Extracted text:
▼▼▼

Near the corner of George and Anson streets will soon stand the Anson Burial Memorial to commemorate the 36 bodies of Africans, African Americans and Native Americans disinterred during the 2013 renovation of the Charleston Gaillard Center. The timeline for completion of the memorial, which has generated $800,000 in donations so far, is undetermined due to supply chain issues, officials said.
“I think this memorial is going to allow the power of the stories of our ancestors to come through,” said Charleston Mayor John Tecklenburg at a press conference held Tuesday to announce plans to build a bronze memorial statue to honor those 36 individuals.
The idea for the Anson Street African Burial Ground Project first took shape in 2013 after the initial discovery of the unmarked gravesite. In 2017, the late Dr. Ade Ofunniyin, former College of Charleston adjunct anthropology professor and the founder of the Gullah Society, spearheaded efforts to protect and commemorate the site, and the project expanded to include scientific research.

▲▲▲

How to complete this task:
Answer these questions from the article on the Anson Burial Memorial above.
1. How many bodies were disinterred during the 2013 renovation of the Charleston Gaillard Center?
2. Who spoke at the press conference held Tuesday?
3. In what year did Dr. Ade Ofunniyin spearhead efforts to protect and commemorate the site?

Record extracts:

▼▼▼

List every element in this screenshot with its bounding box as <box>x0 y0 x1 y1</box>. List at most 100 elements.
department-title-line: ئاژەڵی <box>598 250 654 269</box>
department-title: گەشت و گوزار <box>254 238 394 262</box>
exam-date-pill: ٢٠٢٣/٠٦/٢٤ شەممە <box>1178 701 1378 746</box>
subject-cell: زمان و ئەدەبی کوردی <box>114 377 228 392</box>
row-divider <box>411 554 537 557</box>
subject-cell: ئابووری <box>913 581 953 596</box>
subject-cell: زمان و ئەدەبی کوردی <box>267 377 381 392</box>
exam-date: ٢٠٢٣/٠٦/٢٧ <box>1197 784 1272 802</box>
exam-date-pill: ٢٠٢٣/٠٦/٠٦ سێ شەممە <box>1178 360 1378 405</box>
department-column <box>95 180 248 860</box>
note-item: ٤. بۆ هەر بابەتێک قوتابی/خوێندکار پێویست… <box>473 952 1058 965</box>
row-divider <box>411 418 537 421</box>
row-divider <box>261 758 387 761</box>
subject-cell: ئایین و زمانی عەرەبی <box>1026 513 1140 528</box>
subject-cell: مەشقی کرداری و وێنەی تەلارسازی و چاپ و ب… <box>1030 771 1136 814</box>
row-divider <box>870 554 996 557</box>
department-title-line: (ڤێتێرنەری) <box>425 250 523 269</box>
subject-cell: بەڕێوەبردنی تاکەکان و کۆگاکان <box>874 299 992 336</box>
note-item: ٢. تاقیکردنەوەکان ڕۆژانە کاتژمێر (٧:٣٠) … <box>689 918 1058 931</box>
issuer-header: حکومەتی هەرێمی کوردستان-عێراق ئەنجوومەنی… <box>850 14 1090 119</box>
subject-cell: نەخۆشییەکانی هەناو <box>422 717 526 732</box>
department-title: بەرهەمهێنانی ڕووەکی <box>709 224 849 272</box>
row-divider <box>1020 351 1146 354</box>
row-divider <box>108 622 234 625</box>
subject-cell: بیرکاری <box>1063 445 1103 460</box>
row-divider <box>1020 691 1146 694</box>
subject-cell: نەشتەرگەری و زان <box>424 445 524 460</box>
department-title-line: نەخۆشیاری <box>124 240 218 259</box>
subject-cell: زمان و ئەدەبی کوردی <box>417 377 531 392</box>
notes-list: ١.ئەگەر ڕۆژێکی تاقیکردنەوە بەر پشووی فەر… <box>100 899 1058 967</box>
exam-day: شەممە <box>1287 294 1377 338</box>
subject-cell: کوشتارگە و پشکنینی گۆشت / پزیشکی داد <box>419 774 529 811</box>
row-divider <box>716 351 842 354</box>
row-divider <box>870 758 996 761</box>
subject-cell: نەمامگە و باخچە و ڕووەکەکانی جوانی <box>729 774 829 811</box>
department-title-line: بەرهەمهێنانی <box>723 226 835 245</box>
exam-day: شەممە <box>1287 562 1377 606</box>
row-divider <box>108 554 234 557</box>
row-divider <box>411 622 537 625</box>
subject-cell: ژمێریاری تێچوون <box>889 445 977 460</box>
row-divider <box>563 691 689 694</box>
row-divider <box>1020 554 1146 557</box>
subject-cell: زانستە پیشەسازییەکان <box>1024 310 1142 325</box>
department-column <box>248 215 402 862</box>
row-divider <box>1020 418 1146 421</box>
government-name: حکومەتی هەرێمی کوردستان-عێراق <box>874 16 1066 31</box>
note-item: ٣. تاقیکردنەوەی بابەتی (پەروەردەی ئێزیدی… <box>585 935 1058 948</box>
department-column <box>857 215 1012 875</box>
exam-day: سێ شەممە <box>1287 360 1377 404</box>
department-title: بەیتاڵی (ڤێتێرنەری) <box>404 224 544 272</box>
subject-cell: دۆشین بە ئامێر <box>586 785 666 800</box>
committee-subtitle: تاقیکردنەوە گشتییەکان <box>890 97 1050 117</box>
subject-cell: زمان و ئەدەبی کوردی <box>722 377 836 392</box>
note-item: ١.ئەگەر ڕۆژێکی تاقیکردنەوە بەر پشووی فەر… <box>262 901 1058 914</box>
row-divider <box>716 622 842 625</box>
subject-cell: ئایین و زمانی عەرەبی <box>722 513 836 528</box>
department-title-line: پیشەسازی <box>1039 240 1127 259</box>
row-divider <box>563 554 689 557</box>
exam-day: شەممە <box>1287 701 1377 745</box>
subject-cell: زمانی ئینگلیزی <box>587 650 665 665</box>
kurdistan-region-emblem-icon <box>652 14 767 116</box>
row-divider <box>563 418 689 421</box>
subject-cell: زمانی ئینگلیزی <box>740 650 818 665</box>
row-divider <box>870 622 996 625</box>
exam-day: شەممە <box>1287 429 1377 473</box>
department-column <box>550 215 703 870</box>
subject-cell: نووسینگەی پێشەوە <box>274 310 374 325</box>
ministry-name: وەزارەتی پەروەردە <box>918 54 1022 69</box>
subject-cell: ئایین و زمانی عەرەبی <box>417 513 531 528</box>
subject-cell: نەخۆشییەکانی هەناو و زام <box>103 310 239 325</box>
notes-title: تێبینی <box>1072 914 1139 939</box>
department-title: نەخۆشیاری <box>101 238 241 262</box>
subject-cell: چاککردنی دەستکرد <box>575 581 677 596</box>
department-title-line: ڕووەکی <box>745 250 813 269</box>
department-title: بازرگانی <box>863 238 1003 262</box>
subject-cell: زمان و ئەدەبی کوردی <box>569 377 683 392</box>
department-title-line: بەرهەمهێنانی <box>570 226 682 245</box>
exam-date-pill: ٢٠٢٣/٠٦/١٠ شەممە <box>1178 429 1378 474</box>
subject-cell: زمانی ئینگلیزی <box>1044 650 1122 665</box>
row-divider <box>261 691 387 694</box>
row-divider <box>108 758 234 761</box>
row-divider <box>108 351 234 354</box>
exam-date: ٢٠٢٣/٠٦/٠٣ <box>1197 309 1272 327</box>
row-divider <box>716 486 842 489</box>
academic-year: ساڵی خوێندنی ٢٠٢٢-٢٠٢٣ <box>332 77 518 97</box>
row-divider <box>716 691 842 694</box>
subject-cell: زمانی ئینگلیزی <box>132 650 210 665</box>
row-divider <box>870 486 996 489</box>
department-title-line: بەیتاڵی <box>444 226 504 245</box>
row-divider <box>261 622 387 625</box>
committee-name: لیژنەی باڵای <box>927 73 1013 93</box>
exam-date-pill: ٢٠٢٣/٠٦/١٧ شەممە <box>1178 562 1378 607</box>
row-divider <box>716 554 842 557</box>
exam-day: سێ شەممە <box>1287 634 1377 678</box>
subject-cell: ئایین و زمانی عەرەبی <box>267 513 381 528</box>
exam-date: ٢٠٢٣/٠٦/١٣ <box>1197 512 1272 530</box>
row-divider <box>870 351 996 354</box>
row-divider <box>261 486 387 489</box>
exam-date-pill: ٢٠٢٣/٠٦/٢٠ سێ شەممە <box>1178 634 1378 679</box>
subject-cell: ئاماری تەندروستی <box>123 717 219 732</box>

▲▲▲

Task solution:
1. 36
2. Charleston Mayor John Tecklenburg
3. 2017